• PROVIDED TEXT:
▼

Could you please explain for the court what this
means?
A Well,
what we are trying to achieve by putting that in the contract was to make sure
the person wasn't working for someone else, or doing somebody else’s -- had a
second employment when they were working for the company.
Q What
is your interpretation of “employment hours”?
A Well,
we had a standard 9 to 5 for this particular employee, and that was his -- he
was required to get to work at nine in the morning, and leave at five at the
end of the day.
Q The
contract does not stipulate a lunch break.
A Mm-hmm.
Q Was
Mr. Tomyk provided with a lunch break?
A Yes,
everybody in the company took a lunch break. It is at one time or another
during the day. We followed the rules of the labour code that you have to give
someone a half hour lunch every day.
Q Now
you say everyone took a break at one point or another.
A Yes.
Yes.
Q Was
there -- there was a variance as to when people would take lunch?
A Yeah,
the company is not that large, and there is not many people in the company, so
there had to be some flexibility there, and people seem to be happy to -- if
they had to work from 12 to 1 they would take their lunch later in the day,
sometimes as late as 2 o'clock in the day. But they all got a lunch.
Q And
was it expressed that this was an unpaid lunch period?
A I
don’t think I actually expressed it that way, except for the fact that the pay
stubs I think show that the number of hours that were being paid. It was quite
clear on the pay stub how many hours each employee was being paid.
Q And
was this policy of a lunch hour expressed elsewhere in writing, if it is not in
writing in this document?
A There
were other memos issued during the years explaining what the policy was for the
company in terms of lunch breaks and extra time spent at work.
Q And
Mr. Tomyk would have received those memos?
A He
should have received copies of those memos in his employment manual, yes.
Q Employment
manual. When would an employment manual have been issued to him?
A That
would have been issued when he first started with the company.

▲

• WORK TO BE COMPLETED:
Answer these questions using the court testimony.
(a) What standard hours did the employee's workday run?
(b) According to the witness, how much lunch time does the labour code require giving someone every day?
(c) When would Mr. Tomyk have been issued an employment manual?

• RECORD EXTRACTS:
▼

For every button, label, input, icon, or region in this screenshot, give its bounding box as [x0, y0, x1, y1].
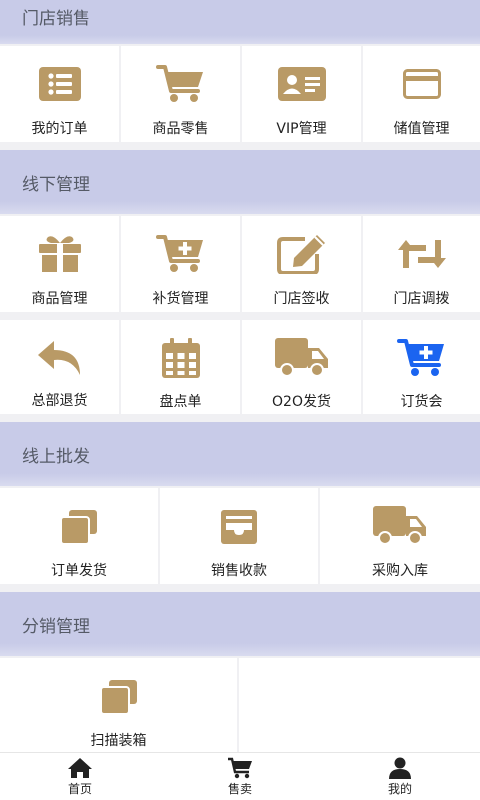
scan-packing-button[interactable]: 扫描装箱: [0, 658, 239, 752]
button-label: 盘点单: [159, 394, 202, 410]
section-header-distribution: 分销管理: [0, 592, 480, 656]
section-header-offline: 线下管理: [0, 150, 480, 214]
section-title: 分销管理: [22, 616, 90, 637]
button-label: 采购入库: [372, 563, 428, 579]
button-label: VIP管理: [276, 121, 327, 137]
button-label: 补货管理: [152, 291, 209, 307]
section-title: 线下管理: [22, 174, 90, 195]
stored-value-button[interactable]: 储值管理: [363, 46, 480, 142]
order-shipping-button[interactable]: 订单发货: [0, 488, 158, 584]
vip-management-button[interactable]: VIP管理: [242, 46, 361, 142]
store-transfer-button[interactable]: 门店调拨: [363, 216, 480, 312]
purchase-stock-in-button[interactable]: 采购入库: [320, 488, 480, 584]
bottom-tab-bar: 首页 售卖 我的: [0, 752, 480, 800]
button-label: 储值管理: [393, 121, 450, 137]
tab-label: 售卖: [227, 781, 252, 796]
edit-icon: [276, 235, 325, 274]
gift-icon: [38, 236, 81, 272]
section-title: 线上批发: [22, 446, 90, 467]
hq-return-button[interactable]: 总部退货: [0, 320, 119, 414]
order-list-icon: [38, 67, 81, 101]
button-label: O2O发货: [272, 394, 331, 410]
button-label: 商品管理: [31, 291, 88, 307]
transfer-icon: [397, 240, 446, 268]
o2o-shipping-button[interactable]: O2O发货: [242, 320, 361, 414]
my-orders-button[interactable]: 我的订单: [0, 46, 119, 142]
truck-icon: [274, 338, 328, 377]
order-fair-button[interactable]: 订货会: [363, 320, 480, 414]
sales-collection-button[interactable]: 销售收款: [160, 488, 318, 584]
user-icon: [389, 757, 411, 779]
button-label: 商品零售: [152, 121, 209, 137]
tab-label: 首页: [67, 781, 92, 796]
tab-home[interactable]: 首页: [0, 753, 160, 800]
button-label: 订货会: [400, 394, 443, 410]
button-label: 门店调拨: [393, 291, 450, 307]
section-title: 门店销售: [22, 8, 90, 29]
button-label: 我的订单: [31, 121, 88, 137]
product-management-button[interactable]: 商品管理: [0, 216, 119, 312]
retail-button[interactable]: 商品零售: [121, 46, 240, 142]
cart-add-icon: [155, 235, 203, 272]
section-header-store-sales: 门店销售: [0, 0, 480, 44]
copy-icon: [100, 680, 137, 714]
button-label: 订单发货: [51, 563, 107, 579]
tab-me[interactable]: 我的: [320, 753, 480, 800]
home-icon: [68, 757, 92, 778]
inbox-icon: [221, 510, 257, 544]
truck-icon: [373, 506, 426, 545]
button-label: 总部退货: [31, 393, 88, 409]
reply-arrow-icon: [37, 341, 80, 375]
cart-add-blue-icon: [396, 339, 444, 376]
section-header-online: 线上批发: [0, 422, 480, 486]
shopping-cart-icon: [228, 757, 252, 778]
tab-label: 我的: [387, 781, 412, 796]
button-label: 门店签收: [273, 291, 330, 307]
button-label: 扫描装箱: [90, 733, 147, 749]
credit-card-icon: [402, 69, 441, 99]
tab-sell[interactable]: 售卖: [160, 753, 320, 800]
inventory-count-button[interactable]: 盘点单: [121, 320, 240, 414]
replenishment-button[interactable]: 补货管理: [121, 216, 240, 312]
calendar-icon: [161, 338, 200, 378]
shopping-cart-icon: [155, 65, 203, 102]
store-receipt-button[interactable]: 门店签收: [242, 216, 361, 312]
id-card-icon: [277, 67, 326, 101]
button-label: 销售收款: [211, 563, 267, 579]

▲

• RESULT OF THIS TASK:
(a) From 9 in the morning to 5 at the end of the day.
(b) A half hour.
(c) When he first started with the company.